From the listing below, pull each line that includes "text".

----------------------------------------

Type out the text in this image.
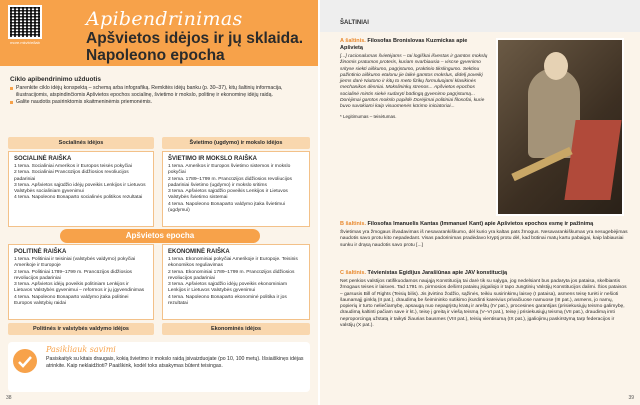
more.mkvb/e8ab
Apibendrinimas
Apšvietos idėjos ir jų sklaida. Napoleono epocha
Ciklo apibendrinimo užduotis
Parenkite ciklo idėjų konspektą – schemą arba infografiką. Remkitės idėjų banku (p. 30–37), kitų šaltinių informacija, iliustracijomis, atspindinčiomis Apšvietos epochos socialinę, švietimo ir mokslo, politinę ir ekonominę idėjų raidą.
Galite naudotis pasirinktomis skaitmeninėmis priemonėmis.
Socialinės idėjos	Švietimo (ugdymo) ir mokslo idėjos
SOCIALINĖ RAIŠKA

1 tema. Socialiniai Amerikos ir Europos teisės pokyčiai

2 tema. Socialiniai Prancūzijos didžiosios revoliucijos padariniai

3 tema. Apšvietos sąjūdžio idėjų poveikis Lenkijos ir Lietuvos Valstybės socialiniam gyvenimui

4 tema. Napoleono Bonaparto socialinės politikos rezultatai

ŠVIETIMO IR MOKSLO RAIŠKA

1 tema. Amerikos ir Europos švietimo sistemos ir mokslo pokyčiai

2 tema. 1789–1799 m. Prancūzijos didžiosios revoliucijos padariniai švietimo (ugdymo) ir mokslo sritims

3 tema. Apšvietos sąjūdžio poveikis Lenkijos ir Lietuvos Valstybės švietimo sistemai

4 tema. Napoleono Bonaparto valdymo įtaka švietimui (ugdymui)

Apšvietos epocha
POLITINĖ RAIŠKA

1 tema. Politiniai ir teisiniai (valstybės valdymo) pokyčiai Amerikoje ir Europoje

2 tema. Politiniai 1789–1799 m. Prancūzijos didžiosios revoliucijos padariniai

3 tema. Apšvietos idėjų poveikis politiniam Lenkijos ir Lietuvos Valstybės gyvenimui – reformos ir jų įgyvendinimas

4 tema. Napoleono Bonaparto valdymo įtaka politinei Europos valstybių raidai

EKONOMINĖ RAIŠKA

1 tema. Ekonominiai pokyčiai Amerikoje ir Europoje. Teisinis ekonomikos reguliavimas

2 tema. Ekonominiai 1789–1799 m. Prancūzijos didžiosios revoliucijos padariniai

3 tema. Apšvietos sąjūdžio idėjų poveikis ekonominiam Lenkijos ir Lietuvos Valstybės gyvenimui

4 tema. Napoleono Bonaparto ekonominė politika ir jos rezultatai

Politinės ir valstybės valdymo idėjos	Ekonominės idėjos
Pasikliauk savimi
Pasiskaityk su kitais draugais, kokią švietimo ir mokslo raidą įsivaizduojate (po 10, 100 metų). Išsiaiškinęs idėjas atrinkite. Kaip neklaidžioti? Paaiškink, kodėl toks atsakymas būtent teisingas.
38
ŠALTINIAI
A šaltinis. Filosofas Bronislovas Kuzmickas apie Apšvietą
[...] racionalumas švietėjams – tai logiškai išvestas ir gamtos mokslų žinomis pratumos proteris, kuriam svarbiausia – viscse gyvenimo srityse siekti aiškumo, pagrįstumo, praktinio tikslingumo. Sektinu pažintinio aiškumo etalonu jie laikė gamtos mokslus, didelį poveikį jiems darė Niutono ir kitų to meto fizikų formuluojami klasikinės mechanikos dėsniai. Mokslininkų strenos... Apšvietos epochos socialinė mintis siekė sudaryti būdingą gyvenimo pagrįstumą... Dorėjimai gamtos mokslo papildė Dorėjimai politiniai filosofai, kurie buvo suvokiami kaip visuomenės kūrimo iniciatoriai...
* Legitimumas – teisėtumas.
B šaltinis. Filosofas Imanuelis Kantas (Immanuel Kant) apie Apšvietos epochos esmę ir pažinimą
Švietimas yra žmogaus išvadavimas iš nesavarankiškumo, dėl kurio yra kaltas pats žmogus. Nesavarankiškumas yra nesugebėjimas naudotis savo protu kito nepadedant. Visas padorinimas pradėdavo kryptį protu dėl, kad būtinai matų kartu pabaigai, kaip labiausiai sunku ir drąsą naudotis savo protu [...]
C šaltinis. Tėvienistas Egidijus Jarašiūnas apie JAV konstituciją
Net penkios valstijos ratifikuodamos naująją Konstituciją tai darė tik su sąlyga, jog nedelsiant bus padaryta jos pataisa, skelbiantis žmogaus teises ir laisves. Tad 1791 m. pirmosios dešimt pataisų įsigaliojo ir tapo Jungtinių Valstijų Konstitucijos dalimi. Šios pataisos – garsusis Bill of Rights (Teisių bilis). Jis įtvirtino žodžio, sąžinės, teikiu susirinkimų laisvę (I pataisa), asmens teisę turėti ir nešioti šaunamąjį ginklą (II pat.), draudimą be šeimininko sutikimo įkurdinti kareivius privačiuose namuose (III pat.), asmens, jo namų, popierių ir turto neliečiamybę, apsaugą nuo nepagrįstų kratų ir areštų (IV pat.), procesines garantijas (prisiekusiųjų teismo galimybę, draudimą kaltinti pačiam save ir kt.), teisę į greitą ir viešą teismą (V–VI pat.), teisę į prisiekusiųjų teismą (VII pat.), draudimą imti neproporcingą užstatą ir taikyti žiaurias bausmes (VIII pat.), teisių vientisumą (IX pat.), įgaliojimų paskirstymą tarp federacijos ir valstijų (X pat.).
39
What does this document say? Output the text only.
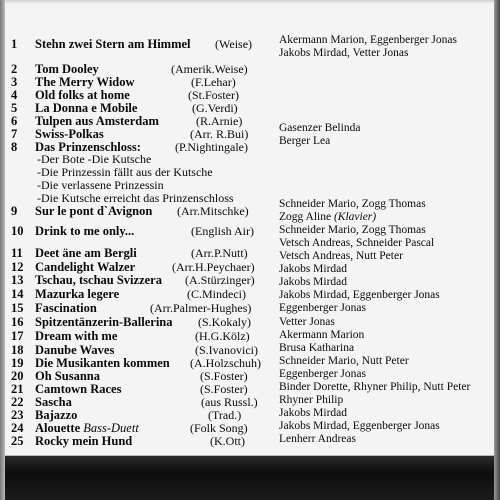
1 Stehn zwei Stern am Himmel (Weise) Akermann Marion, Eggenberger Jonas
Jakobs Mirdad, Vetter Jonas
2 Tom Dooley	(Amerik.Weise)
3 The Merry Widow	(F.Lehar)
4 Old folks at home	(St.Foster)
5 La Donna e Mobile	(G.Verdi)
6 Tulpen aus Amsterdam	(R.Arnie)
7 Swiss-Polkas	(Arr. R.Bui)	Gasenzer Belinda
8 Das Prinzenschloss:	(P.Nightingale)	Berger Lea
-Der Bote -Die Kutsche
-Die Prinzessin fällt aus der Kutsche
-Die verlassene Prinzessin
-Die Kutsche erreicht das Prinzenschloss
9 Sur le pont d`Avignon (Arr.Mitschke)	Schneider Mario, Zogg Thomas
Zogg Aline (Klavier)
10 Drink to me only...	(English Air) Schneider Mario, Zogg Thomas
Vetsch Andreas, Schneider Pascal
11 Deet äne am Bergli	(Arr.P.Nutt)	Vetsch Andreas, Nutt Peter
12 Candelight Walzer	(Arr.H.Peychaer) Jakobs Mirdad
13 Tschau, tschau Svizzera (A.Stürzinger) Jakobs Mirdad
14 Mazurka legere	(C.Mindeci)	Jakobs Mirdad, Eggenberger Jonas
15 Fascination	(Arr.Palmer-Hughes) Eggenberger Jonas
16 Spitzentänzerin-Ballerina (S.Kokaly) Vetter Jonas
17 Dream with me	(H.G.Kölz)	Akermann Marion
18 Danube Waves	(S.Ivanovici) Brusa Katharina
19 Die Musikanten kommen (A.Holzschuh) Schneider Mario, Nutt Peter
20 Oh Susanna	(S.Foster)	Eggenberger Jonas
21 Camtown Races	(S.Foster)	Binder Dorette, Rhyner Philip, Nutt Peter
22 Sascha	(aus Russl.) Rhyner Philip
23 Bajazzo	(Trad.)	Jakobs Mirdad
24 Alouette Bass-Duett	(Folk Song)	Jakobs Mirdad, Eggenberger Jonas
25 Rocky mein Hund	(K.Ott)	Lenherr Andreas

----------------------------------------

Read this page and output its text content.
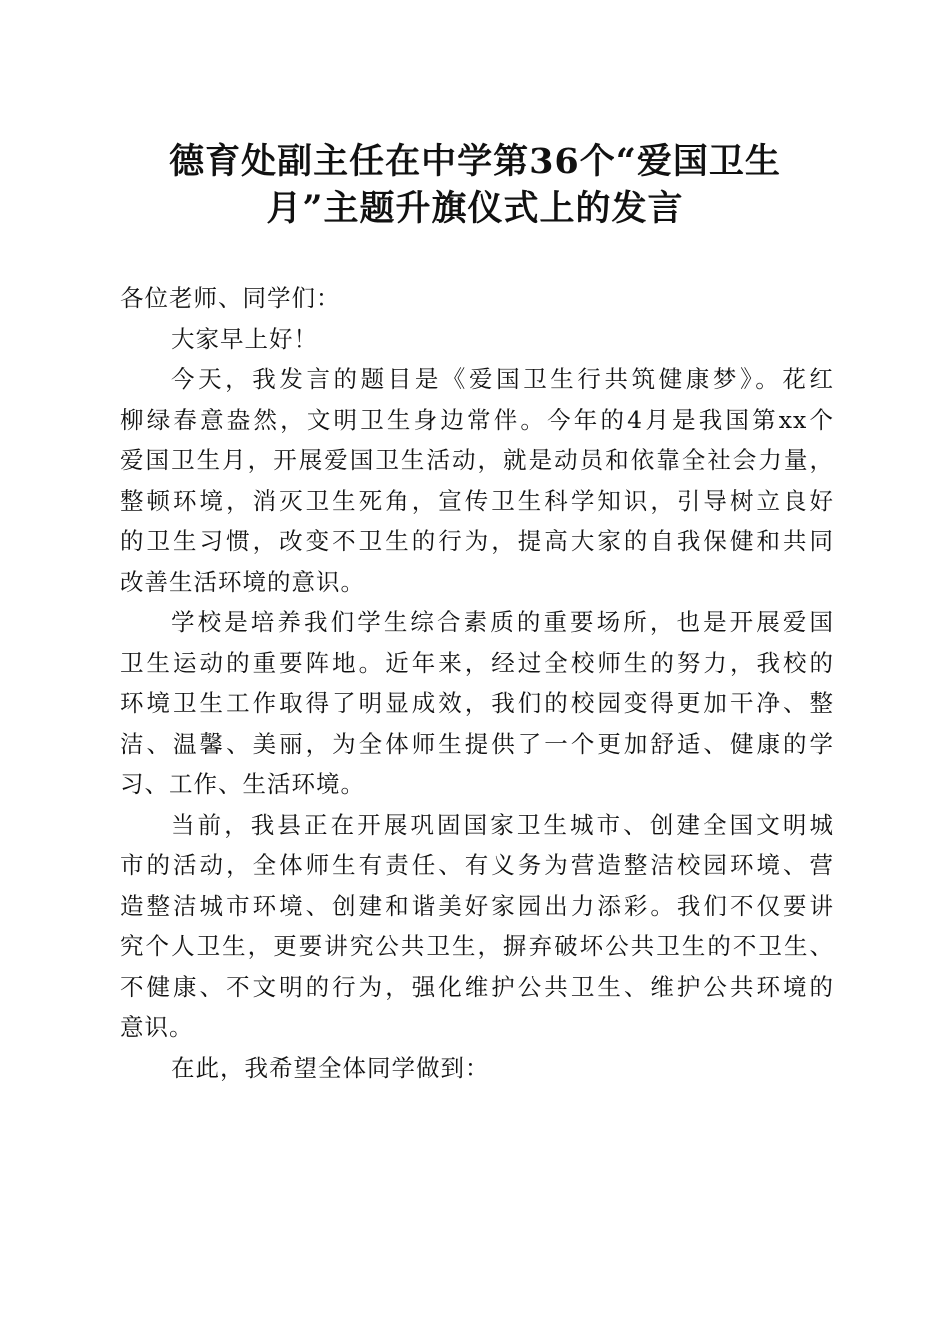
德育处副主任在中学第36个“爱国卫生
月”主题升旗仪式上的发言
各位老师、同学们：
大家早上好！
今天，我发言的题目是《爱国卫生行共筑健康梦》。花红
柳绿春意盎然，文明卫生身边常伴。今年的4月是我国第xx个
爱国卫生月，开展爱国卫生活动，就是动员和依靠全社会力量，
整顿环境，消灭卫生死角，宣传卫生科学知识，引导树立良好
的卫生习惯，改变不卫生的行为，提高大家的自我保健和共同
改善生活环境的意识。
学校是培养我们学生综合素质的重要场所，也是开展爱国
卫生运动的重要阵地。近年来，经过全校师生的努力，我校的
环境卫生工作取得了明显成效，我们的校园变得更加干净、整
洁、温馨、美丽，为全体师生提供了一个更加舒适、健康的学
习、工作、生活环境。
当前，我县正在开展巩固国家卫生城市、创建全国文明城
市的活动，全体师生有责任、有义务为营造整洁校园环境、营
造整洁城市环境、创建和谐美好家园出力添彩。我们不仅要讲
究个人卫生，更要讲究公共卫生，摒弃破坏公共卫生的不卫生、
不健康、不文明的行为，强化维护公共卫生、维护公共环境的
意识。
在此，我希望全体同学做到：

----------------------------------------

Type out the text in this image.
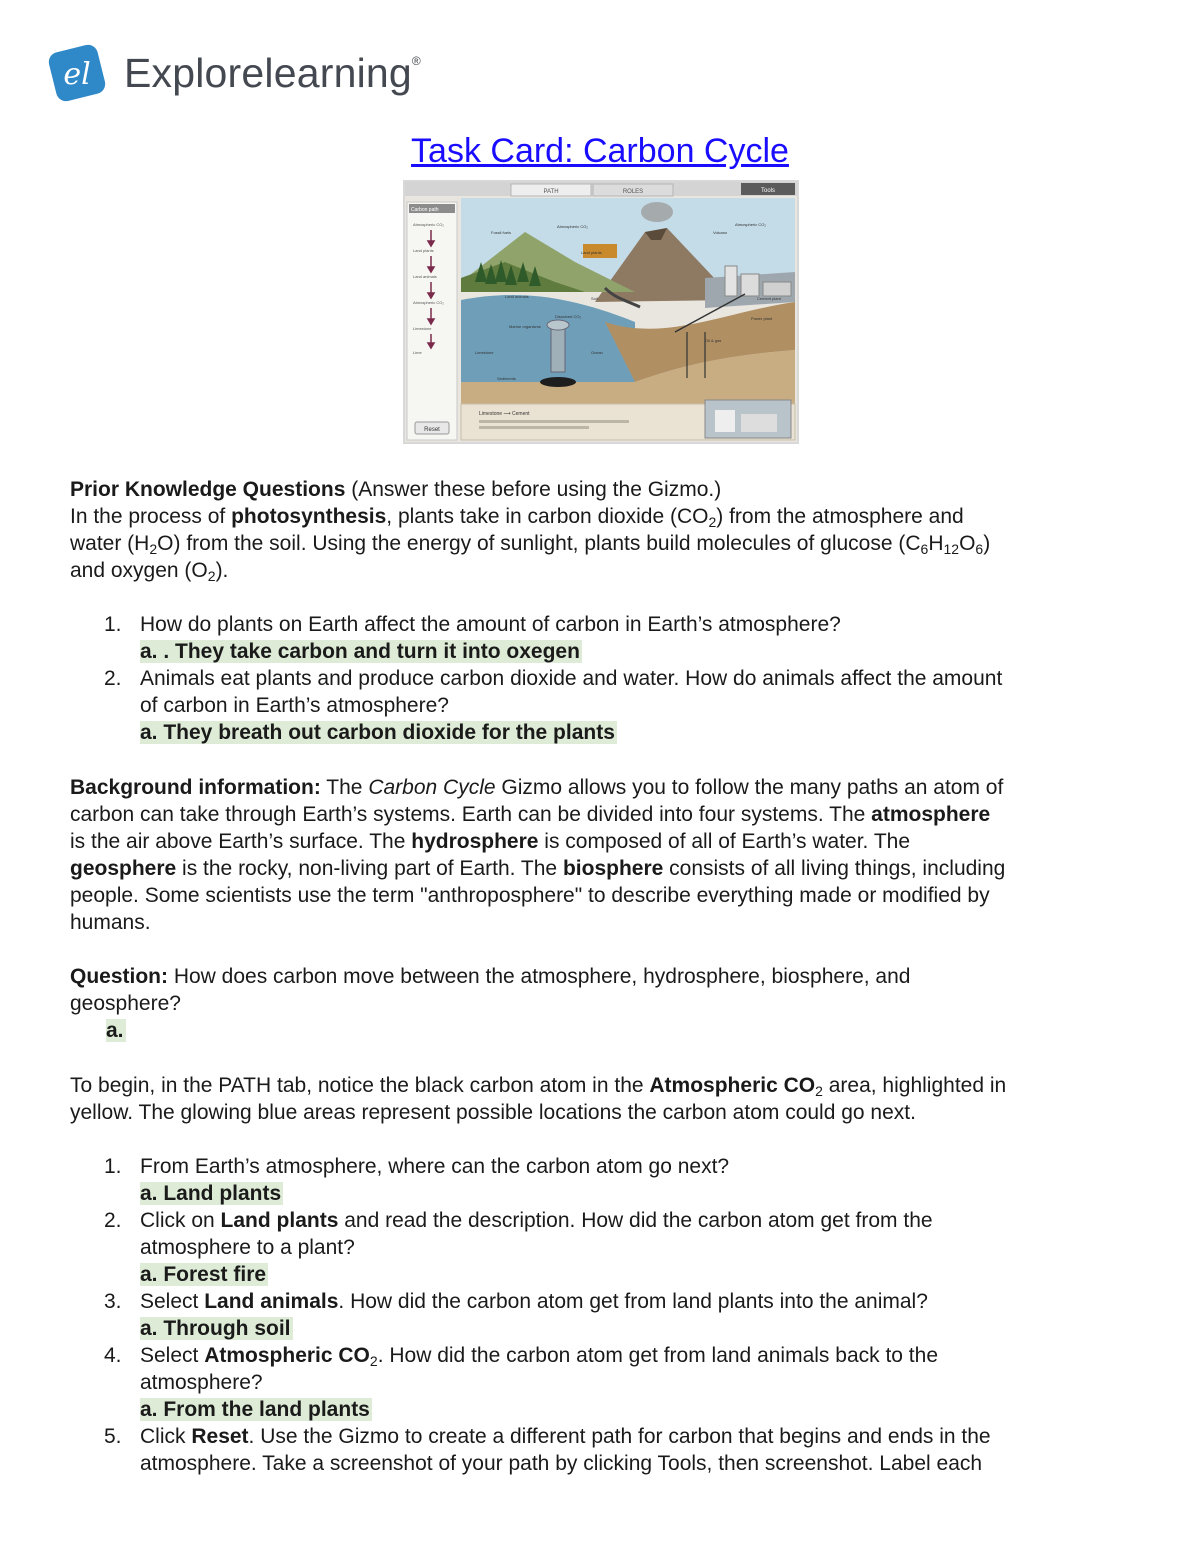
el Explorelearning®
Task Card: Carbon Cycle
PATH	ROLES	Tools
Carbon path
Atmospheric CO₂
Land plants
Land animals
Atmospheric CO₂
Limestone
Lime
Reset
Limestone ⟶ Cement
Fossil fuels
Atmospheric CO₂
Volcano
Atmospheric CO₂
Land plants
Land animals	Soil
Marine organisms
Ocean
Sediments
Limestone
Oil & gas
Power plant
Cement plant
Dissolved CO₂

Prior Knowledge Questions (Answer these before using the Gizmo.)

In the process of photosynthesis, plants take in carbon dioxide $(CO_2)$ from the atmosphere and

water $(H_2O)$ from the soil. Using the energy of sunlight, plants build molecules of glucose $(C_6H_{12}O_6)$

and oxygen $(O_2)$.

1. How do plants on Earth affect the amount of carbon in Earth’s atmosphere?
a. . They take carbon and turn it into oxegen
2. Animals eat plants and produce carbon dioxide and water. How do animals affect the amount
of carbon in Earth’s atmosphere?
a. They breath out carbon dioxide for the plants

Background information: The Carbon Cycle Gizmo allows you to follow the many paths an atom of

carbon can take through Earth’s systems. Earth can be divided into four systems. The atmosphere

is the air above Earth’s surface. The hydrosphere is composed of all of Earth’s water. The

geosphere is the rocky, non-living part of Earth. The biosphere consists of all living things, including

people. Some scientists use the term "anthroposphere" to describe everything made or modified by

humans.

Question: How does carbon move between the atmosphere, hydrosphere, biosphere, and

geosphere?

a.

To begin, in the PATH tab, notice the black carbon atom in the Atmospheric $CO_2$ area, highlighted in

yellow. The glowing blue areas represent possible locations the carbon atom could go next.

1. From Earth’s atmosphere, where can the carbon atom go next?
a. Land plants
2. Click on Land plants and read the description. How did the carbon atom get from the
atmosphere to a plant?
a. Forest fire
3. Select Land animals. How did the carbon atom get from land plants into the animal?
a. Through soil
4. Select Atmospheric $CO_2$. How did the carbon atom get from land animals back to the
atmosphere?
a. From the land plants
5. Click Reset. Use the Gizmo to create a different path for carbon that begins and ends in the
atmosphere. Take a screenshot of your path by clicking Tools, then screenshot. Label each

----------------------------------------

Task response:
Type out the text in this image.
What does this document say? Output the text only.
Read this page and output its text content.
Type out the text in this image.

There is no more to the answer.